## INSTRUCTIONS TO FOLLOW
Write out the entries below once more, exactly, with the pictures left out.

BEGIN EXTRACTED RECORDS

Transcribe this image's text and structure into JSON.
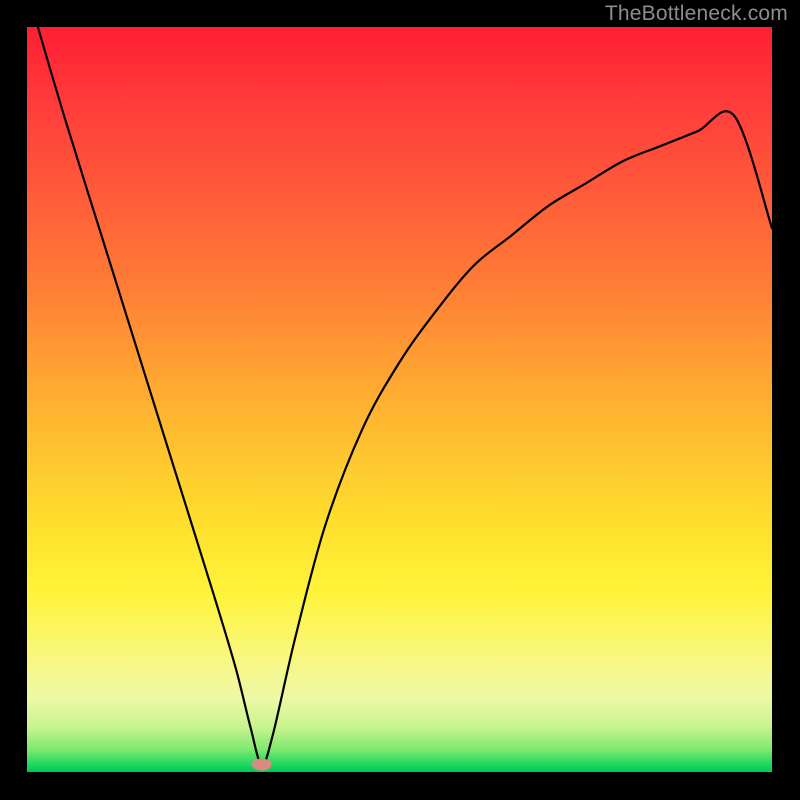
{
  "watermark": "TheBottleneck.com",
  "chart_data": {
    "type": "line",
    "title": "",
    "xlabel": "",
    "ylabel": "",
    "xlim": [
      0,
      100
    ],
    "ylim": [
      0,
      100
    ],
    "grid": false,
    "background_gradient": {
      "top_color": "#ff1f33",
      "mid_color": "#ffe22e",
      "bottom_color": "#00c853"
    },
    "series": [
      {
        "name": "bottleneck-curve",
        "x": [
          0,
          5,
          10,
          15,
          20,
          25,
          28,
          30,
          31.5,
          33,
          36,
          40,
          45,
          50,
          55,
          60,
          65,
          70,
          75,
          80,
          85,
          90,
          95,
          100
        ],
        "y": [
          105,
          88,
          72,
          56,
          40,
          24,
          14,
          6,
          1,
          5,
          18,
          33,
          46,
          55,
          62,
          68,
          72,
          76,
          79,
          82,
          84,
          86,
          88,
          73
        ]
      }
    ],
    "annotations": [
      {
        "name": "min-marker",
        "shape": "ellipse",
        "x": 31.5,
        "y": 1,
        "color": "#d98a83"
      }
    ]
  }
}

END EXTRACTED RECORDS

## EXERCISE RESPONSE
Transcribe this image's text and structure into JSON.
{
  "watermark": "TheBottleneck.com",
  "chart_data": {
    "type": "line",
    "title": "",
    "xlabel": "",
    "ylabel": "",
    "xlim": [
      0,
      100
    ],
    "ylim": [
      0,
      100
    ],
    "grid": false,
    "background_gradient": {
      "top_color": "#ff1f33",
      "mid_color": "#ffe22e",
      "bottom_color": "#00c853"
    },
    "series": [
      {
        "name": "bottleneck-curve",
        "x": [
          0,
          5,
          10,
          15,
          20,
          25,
          28,
          30,
          31.5,
          33,
          36,
          40,
          45,
          50,
          55,
          60,
          65,
          70,
          75,
          80,
          85,
          90,
          95,
          100
        ],
        "y": [
          105,
          88,
          72,
          56,
          40,
          24,
          14,
          6,
          1,
          5,
          18,
          33,
          46,
          55,
          62,
          68,
          72,
          76,
          79,
          82,
          84,
          86,
          88,
          73
        ]
      }
    ],
    "annotations": [
      {
        "name": "min-marker",
        "shape": "ellipse",
        "x": 31.5,
        "y": 1,
        "color": "#d98a83"
      }
    ]
  }
}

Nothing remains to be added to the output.